--- Metin ---

Kod adı: Denyo!

Kasımda 2,5 yaşında olacakmış benim bebeler. Ben ocak sanıyordum. Şaşırdım. Geçen parmak hesabı yaptım, kasım çıktı. Birden stres oldum. Sanki ne değiştiyse? Birkaç gündür 2,5 yaş bebeleriyle ilgili yazılar okuyorum. Komşuda bir kitap gördüm. Kaptım eve getirdim. Haluk Yavuzer’in Çocuğunuzun İlk Altı Yılı diye bir kitap. Yaşlara göre çocukların gelişim özelliklerini vermiş, neler yapabilirler, o yaşlarda çocuklara nasıl yardımcı olabiliriz diye alt başlıklar var. 2,5 yaş için hoca demiş ki: “Tam bir serkeşlik dönemidir.” Ağzına sağlık! Ben desem laf olur. “Vay buldun da bunuyon, vay abartıyon, vay biz hiç mi çocuk büyütmedik, vay böyle böyle büyüyecekler işte…” Tefe koyarlar beni valla. Gördüğünüz gibi ben hocanın yalancısıyım. Ayrıca bu dönem için demiş ki hoca “Gelişimin en büyük kriz dönemlerinden biri olarak kabul edilir.” Demek ki boşuna değilmiş bizim evdeki feryat figan, demek ki abartmıyormuşum, demek ki bulup da bunamamışım… Hoca arkamda, artık bir şey söyleyemezler bana. Bakın 2,5 yaş çocuğu için başka hangi özellikler sıralanmış kitapta: dengesiz, olumsuz, kararsız ve isyankar. Anlayacağınız gibi şu aralar tam bir denyoluk kol geziyor bizim evde.

Dengesiz, benim bebeler için tam aradığım sıfat. Gerçekten de dengesizler! Bir dedikleri öteki dediklerini tutmuyor. Kendi içlerinde bile çelişiyor garibanlar. Oğlan önce “Ben bebeğim, beni kucağına al,” diye ağlıyor, üç dakika sonra “Ben abla oldum, çorabımı kendim çıkarıcam,” diyor. “Sen abla değilsin, abisin, Melike abla,” diyorum. Vay efendim, abla oymuş, Mekki abi olsunmuş.  Önce attaaya götür diye yerlerde debeleniyorlar. Sokağa çıkarıyorum, bu sefer de vay eve gidelim diye tutturuyorlar. Ne yapacağımı şaşırıyorum ya. Bir öyleler, bir böyle. Bir tane olsa yine neyse. Biri sokak diye tuttururken öteki ev istiyor, sokağa çıkıyoruz tam tersi oluyor, eve giriyoruz daha beter oluyor. Oydu buydu derken aralarında telef oluyorum şerefsizim.

---

* Yönerge 1 *
2,5 yaş çocuklarını anlatan metne göre, kitapta bu yaştaki çocuk için sıralanan özellikleri listele.
* Yönerge 2 *
2,5 yaş dönemini anlatan metni son cümlesinden sonra aynı üslupla sürdür.

--- Sağlanan veriler ---

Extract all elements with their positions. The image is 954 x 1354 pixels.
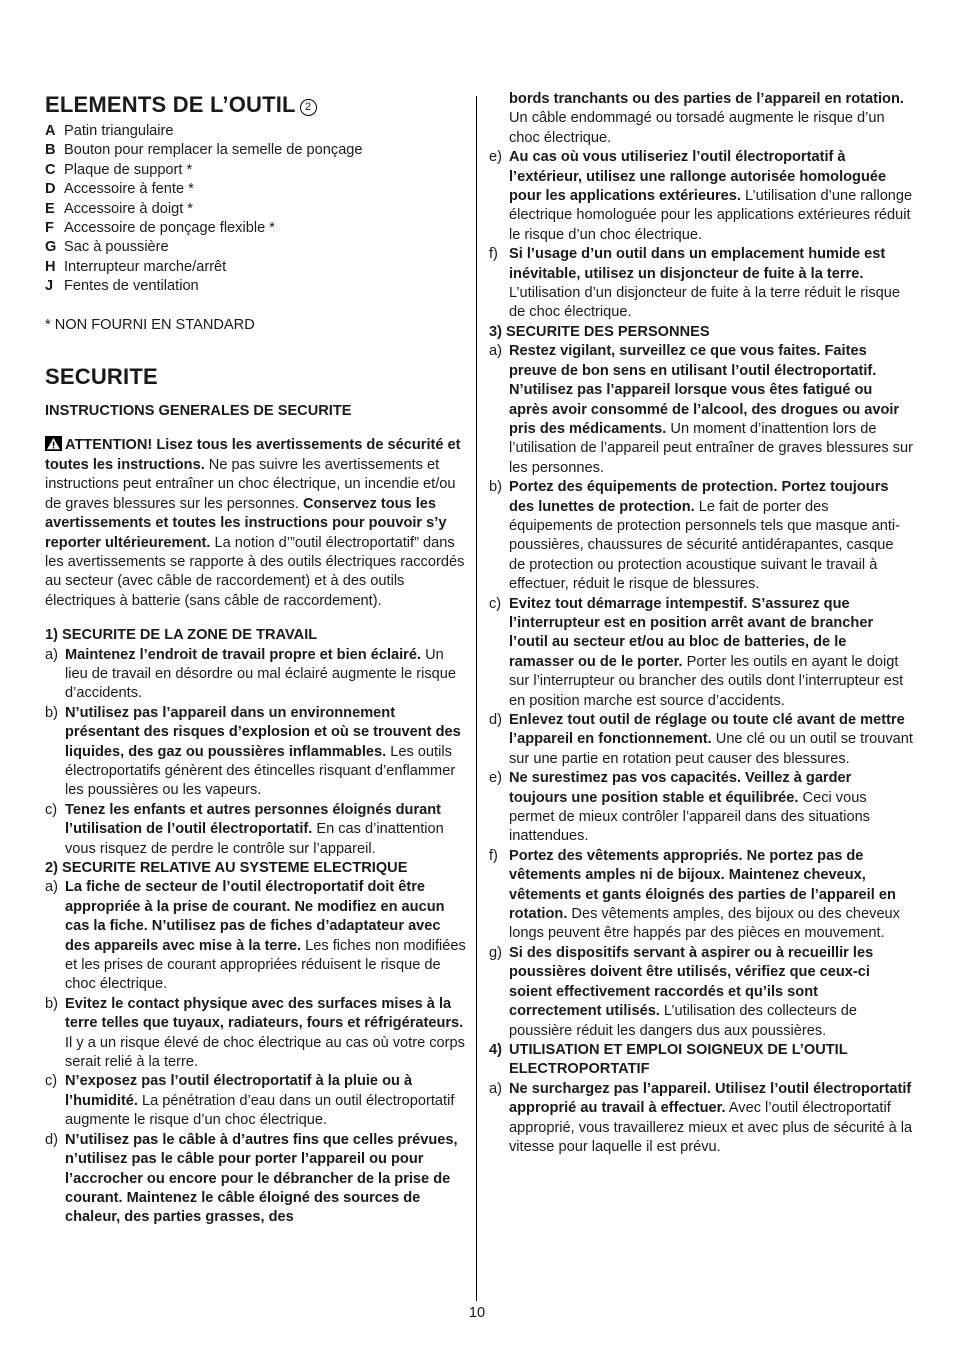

---
--- Sağlanan veriler ---

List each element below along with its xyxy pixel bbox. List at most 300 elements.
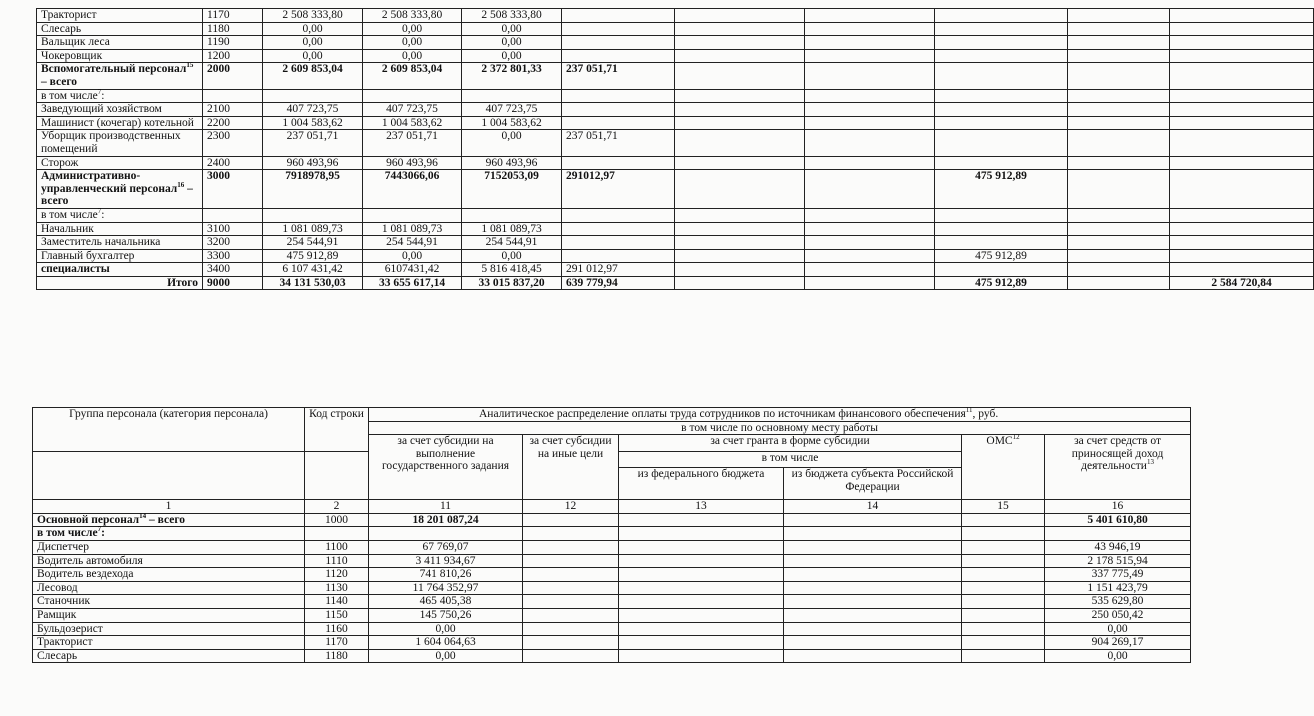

---

* Çıktı 1 *
- dengesiz
- olumsuz
- kararsız
- isyankar

* Çıktı 2 *
Olumsuzluk desen diz boyu. Ne dersen tersini söylüyorlar. Gel dersin gelmem diye ağlar, iyi gelme dersin, vay gelecektim diye kendini yerlere atar. Ne halin varsa gör diye bağırırsın, vay görmiycem diye fenalık geçirir. Bazen şeytan diyor, çal duvardan duvara!  Gerçi ben bu işi çözdüm sayılır. Her zaman tutmasa da genellikle tutan bir taktik öğrendim Sabiha Paktuna’dan. İstediğiniz şeyin tersini söyleyin diyordu. Geçen gece aile boyu yatağımıza yattık. Kız uyudu gitti, oğlan tepemizde tepiniyor. Babası ayağına alıp sallamaya çalışıyor ama ne mümkün. Herif bir o tarafa dönüp atlıyor, bir bu tarafa dönüp kaçıyor. En sonunda “Sakın ayağına alma onu babası,” dedim. Aman bir çığlık attı, “Ben babamın ayağına yatcaaaaaaaaaam,” diye. “Hayır,” dedim, “Yatmayacaksın! Sakın uyutma onu babası!” “Baba beni sakın uyut!” diye ağlamaya başladı. Ben sallamayacaksın dedikçe ayakta kıpırdamaz oldu, üç dakikada yatağına baygın halde teslim edildi. Kocam benimle gurur duydu. Tabi çaktırmadım ben taktiğin bana ait olmadığını. Gayet havalı bir halde uykuya daldım.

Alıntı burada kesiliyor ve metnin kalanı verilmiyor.